##### Text shown

Field in Data Entry Form	Description	Name in Datafile
Upstream	Upstream node label	Label1
Downstream	Downstream node label	Label2
Remote Node Label	Optional label for gates controlled by water level at a remote node ('water3' mode)	Label3
Weir Flow Coefficient	Coefficient of approach velocity for weir flow (includes multiplicative calibration factor if required)	C_vw
Under-Gate Flow Coefficient	Coefficient of approach velocity for under-gate flow (includes multiplicative calibration factor if required). Dependent on ratio of difference between step and gate seat and height p1 (see Bos M.G. (1989), fig 8.11)	C_vg
Breadth of Weir	Breadth of sluice at control section (normal to the flow) (m)	b
Elevation of Crest	Elevation of weir crest (mAD)	z_c
Height of Gate /Gate chord	Height of gate (dimension from bottom to top of gate: i.e. across the chord, if RADIAL) (m)	h_g
Length of Weir	Length of weir crest in the direction of flow (m)	L
Gate movement specified in Degrees	Tick this box (deqflq = 'DEGREES') if radial sluice movements are measured, specifically user-entered positions and rules operations, in degrees. Otherwise, vertical opening measurements will be used	degflg
Allow free under gate flow	If checked, free orifice-type flow is permitted
Upstream Weir Height	Height of crest above bed of upstream channel (m)	p₁
Downstream Weir Height	Height of crest above bed of downstream channel (m)	p₂
Bias Factor	Biasing factor (1, 2, 3, 4 or 5) applied to water levels used for gate operation in water mode. Water levels over the current and previous four timesteps are weighted as table shows, and then used to determine the gate opening:	BIAS
Over-Gate Flow Coefficient	Coefficient of approach velocity for over-gate flow (includes multiplicative calibration factor if required)	C_vs
Height of Gate	Height of pivot of gate above gate sill (m). Radial Sluice Gate only.	h_p
Radius of Gate	Radius of gate (m). Radial Sluice Gate only.	R
Number of Gates	Number of gates (each gate has identical dimensions)	n_gates
Calculation Method	If VARIABLE, modular limits will be calculated automatically; if FIXED, user-specified values will be used as below
Modular Limit - Weir	Modular limit for weir flow. If calculation method is set to FIXED, then Flood Modeller will: use this and the subsequent Sdrown and Tdrown values as fixed modular limits use modified flow equations where water levels indicate that the flow could be in more than one mode it will use the mode giving the lowest flow If no value is entered in this field in teh data file (or calculation method is set to VARIABLE) then modular limits will be calculated by the software.	W_drown
Modular Limit – Under Gate Flow	Modular limit for sluice gate flow. See Wdrown for notes on its significance. Only used if Wdrown is used	S_drown
Modular Limit – Over Gate Flow	Modular limit for flow over the top of the gate. See Wdrown for notes on its significance. Only used if Wdrown is used	T_drown
Control Method	Operating mode for gates: time for gate openings controlled according to time water1 for control by water level at upstream node water2 for water level at downstream node water3 for water level at remote node specified by label3 control for gates under automatic control from control module logical for gates under control from included logical rules sub-block	O_mode
Max Movement Rate	Maximum movement rate of gate (m s-1). This variable is required (and used) only when the sluice is in controller or logical operating modes	oprate
Maximum Setting	Maximum opening of gate (m); this variable is required (and used) only when the sluice is in `controller' mode or `logical' operating modes	opemax
Minimum Setting	Minimum opening of gate (m). This variable is required (and used) only when the sluice is in controller mode or logical operating modes. The default value for this variable is zero	opemin
Controller Label	Label of SETSLUICE unit. This variable is required (and used) only when the sluice is in controller mode	CLabel
n/a	Number of ensuing water level (or time) and gate opening data pairs for jth gate	n_j
Time	The time at which the specified operations will apply
Opening	The i'th specified gate opening for gate number j corresponding to time, ti,j (time mode or MANUAL operation in controller or logical modes) or to weighted (see BIAS) water level, yi,j ('water' modes), where yi,j is at the upstream, downstream or a remote node depending on Omode	yO_i,j
Mode	Operating mode (Keyword AUTOMATIC/AUTO or MANUAL/MAN); only for controller or logical modes	opmode

Theory and Guidance on Radial Sluice Gate

This unit models a bank of radial sluice gates each of which can be in 11 operating modes depending on upstream and downstream water levels and the gate settings.

##########
##### Data records

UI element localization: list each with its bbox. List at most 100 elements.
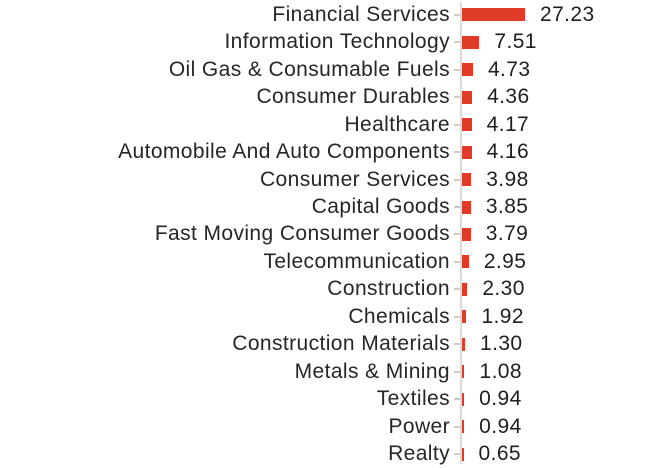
axis-tick [454, 151, 460, 154]
axis-tick [454, 13, 460, 16]
bar-zone: 0.94 [462, 387, 648, 411]
bar-zone: 3.85 [462, 195, 648, 219]
category-label: Information Technology [224, 30, 450, 54]
axis-tick [454, 41, 460, 44]
axis-tick [454, 343, 460, 346]
chart-row: Realty 0.65 [0, 441, 648, 468]
axis-tick-zone [450, 288, 460, 291]
axis-tick-zone [450, 260, 460, 263]
chart-row: Construction 2.30 [0, 276, 648, 303]
value-label: 4.16 [486, 140, 530, 164]
axis-tick-zone [450, 343, 460, 346]
category-label: Chemicals [348, 304, 450, 328]
category-label: Realty [388, 442, 450, 466]
axis-tick [454, 453, 460, 456]
chart-row: Construction Materials 1.30 [0, 331, 648, 358]
category-label: Metals & Mining [294, 359, 450, 383]
chart-row: Information Technology 7.51 [0, 28, 648, 55]
bar [462, 392, 465, 406]
category-label: Automobile And Auto Components [118, 140, 450, 164]
bar-zone: 4.16 [462, 140, 648, 164]
bar [462, 90, 473, 104]
category-label: Fast Moving Consumer Goods [154, 222, 450, 246]
value-label: 0.65 [478, 442, 521, 466]
chart-row: Telecommunication 2.95 [0, 248, 648, 275]
axis-tick-zone [450, 370, 460, 373]
bar [462, 227, 471, 241]
bar [462, 145, 472, 159]
axis-tick [454, 398, 460, 401]
value-label: 0.94 [479, 414, 522, 438]
value-label: 3.98 [486, 167, 529, 191]
value-label: 4.73 [487, 57, 531, 81]
chart-row: Consumer Services 3.98 [0, 166, 648, 193]
axis-tick [454, 206, 460, 209]
bar-zone: 4.17 [462, 113, 648, 137]
value-label: 7.51 [494, 30, 537, 54]
bar-zone: 27.23 [462, 3, 648, 27]
value-label: 0.94 [479, 387, 522, 411]
axis-tick-zone [450, 96, 460, 99]
value-label: 1.92 [481, 304, 524, 328]
chart-row: Fast Moving Consumer Goods 3.79 [0, 221, 648, 248]
bar-zone: 0.65 [462, 442, 648, 466]
bar [462, 310, 467, 324]
chart-row: Consumer Durables 4.36 [0, 83, 648, 110]
axis-tick-zone [450, 178, 460, 181]
category-label: Financial Services [272, 2, 450, 26]
axis-tick-zone [450, 453, 460, 456]
bar-zone: 2.30 [462, 277, 648, 301]
bar-zone: 4.73 [462, 58, 648, 82]
axis-tick-zone [450, 315, 460, 318]
axis-tick [454, 370, 460, 373]
axis-tick [454, 315, 460, 318]
axis-tick [454, 123, 460, 126]
chart-row: Metals & Mining 1.08 [0, 358, 648, 385]
bar-zone: 4.36 [462, 85, 648, 109]
bar-zone: 7.51 [462, 30, 648, 54]
category-label: Textiles [376, 387, 450, 411]
chart-row: Financial Services 27.23 [0, 1, 648, 28]
bar-zone: 1.08 [462, 360, 648, 384]
bar-zone: 3.79 [462, 222, 648, 246]
axis-tick-zone [450, 41, 460, 44]
bar [462, 255, 469, 269]
bar [462, 282, 468, 296]
axis-tick [454, 288, 460, 291]
bar-zone: 1.92 [462, 305, 648, 329]
axis-tick [454, 260, 460, 263]
axis-tick-zone [450, 425, 460, 428]
chart-row: Capital Goods 3.85 [0, 193, 648, 220]
axis-tick [454, 425, 460, 428]
axis-tick-zone [450, 398, 460, 401]
value-label: 3.79 [485, 222, 529, 246]
chart-row: Automobile And Auto Components 4.16 [0, 138, 648, 165]
bar [462, 8, 525, 22]
axis-tick-zone [450, 13, 460, 16]
bar [462, 447, 464, 461]
axis-tick-zone [450, 151, 460, 154]
chart-row: Chemicals 1.92 [0, 303, 648, 330]
value-label: 3.85 [485, 195, 529, 219]
axis-tick [454, 96, 460, 99]
axis-tick [454, 178, 460, 181]
bar-zone: 3.98 [462, 168, 648, 192]
category-label: Construction [327, 277, 450, 301]
chart-row: Healthcare 4.17 [0, 111, 648, 138]
axis-tick-zone [450, 206, 460, 209]
axis-tick-zone [450, 123, 460, 126]
category-label: Capital Goods [311, 195, 450, 219]
value-label: 1.30 [480, 332, 523, 356]
category-label: Consumer Durables [256, 85, 450, 109]
value-label: 27.23 [540, 2, 595, 26]
category-label: Telecommunication [263, 249, 450, 273]
bar-zone: 0.94 [462, 415, 648, 439]
bar [462, 173, 472, 187]
chart-row: Power 0.94 [0, 413, 648, 440]
value-label: 4.17 [486, 112, 530, 136]
bar [462, 337, 465, 351]
bar-zone: 2.95 [462, 250, 648, 274]
bar-zone: 1.30 [462, 332, 648, 356]
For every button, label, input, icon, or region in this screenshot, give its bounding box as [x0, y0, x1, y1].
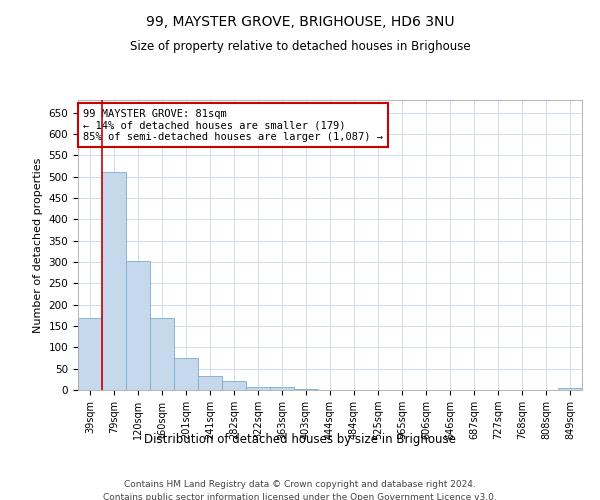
Bar [78, 318, 102, 390]
Bar [174, 358, 198, 390]
Bar [558, 388, 582, 390]
Bar [294, 388, 318, 390]
Bar [198, 376, 222, 390]
Bar [102, 172, 126, 390]
Bar [150, 318, 174, 390]
Bar [270, 386, 294, 390]
Bar [126, 261, 150, 390]
Y-axis label: Number of detached properties: Number of detached properties [33, 158, 43, 332]
Text: Contains public sector information licensed under the Open Government Licence v3: Contains public sector information licen… [103, 492, 497, 500]
Text: Contains HM Land Registry data © Crown copyright and database right 2024.: Contains HM Land Registry data © Crown c… [124, 480, 476, 489]
Text: 99, MAYSTER GROVE, BRIGHOUSE, HD6 3NU: 99, MAYSTER GROVE, BRIGHOUSE, HD6 3NU [146, 15, 454, 29]
Text: 99 MAYSTER GROVE: 81sqm
← 14% of detached houses are smaller (179)
85% of semi-d: 99 MAYSTER GROVE: 81sqm ← 14% of detache… [83, 108, 383, 142]
Bar [222, 382, 246, 390]
Text: Size of property relative to detached houses in Brighouse: Size of property relative to detached ho… [130, 40, 470, 53]
Text: Distribution of detached houses by size in Brighouse: Distribution of detached houses by size … [144, 432, 456, 446]
Bar [246, 386, 270, 390]
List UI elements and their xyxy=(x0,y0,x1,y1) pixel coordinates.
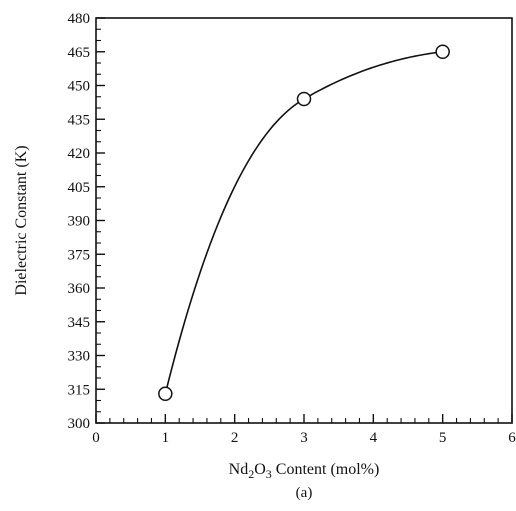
y-tick-label: 465 xyxy=(68,45,91,61)
y-tick-label: 315 xyxy=(68,382,91,398)
x-axis-title-subscript: 2 xyxy=(248,467,254,481)
x-tick-label: 2 xyxy=(231,430,239,446)
data-point xyxy=(296,91,312,107)
y-tick-label: 480 xyxy=(68,11,91,27)
data-point xyxy=(435,44,450,59)
y-tick-label: 375 xyxy=(68,247,91,263)
y-tick-label: 330 xyxy=(68,349,91,365)
x-tick-label: 1 xyxy=(162,430,170,446)
x-axis-title-part: Content (mol%) xyxy=(272,461,380,478)
data-point xyxy=(158,386,173,401)
series xyxy=(158,44,450,401)
panel-label: (a) xyxy=(296,485,313,501)
x-tick-label: 6 xyxy=(508,430,516,446)
y-tick-label: 435 xyxy=(68,112,91,128)
y-tick-label: 405 xyxy=(68,180,91,196)
x-axis-title-part: O xyxy=(254,461,266,478)
x-tick-label: 0 xyxy=(92,430,100,446)
y-axis-title: Dielectric Constant (K) xyxy=(13,145,30,295)
x-tick-label: 4 xyxy=(370,430,378,446)
x-tick-label: 5 xyxy=(439,430,447,446)
ticks: 3003153303453603753904054204354504654800… xyxy=(68,11,516,446)
x-tick-label: 3 xyxy=(300,430,308,446)
y-tick-label: 345 xyxy=(68,315,91,331)
y-tick-label: 300 xyxy=(68,416,91,432)
y-tick-label: 450 xyxy=(68,79,91,95)
y-tick-label: 420 xyxy=(68,146,91,162)
x-axis-title: Nd2O3 Content (mol%) xyxy=(229,461,380,481)
plot-frame xyxy=(95,17,513,424)
y-tick-label: 360 xyxy=(68,281,91,297)
x-axis-title-subscript: 3 xyxy=(266,467,272,481)
x-axis-title-part: Nd xyxy=(229,461,249,478)
y-tick-label: 390 xyxy=(68,214,91,230)
axes xyxy=(95,17,513,424)
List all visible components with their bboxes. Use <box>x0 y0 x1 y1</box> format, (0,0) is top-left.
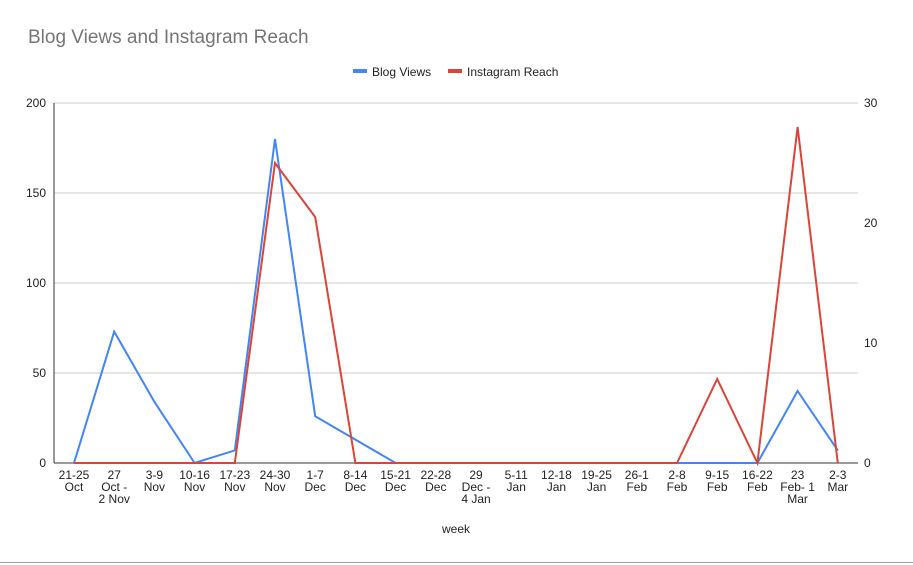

##########

To do
A: From the radial sluice gate reference, quote the stretch from "Theory and Guidance" through "the gate settings.".
B: Extend the radial sluice gate reference by continuing it past its final sentence.

Expected outputs
A:
Theory and Guidance on Radial Sluice Gate

This unit models a bank of radial sluice gates each of which can be in 11 operating modes depending on upstream and downstream water levels and the gate settings.

B:
Up to 10 identically sized radial sluice gates can be modelled in one unit. The dimensions and coefficients are exactly the same for each gate. However, the gate movements can be independently controlled.

Gate openings can be controlled according to model time, by water levels, by logical rules, or by an associated Rules unit. The gate opening is usually measured in metres above the sill, but an angular opening (in degrees) may also be chosen. An angle of 0° indicates that the gate chord (the gate is represented by a circle segment) is horizontal and below the pivot.

Time mode operation simply requires the user to define the desired gate opening for a set of model times. In time control, the gate will move at a constant rate between the specified settings during the time between them. In water level control the gate opening is defined according to the water level at the node immediately upstream or downstream of the gate or according to the water level at a remote node. In water level control mode, the gate opening is related to a weighted average of the water level at the previous 5 timesteps to prevent hunting of the gates. Water level control mode has now largely been replaced by logical control rules.

When in logical mode the sluice will use logical rules that are contained within a specific Rules data block to control the movements of all of its gates; this data block must appear immediately after the main part of the sluice datafile entry. For full details of how to use this option, please refer to the Rules topic.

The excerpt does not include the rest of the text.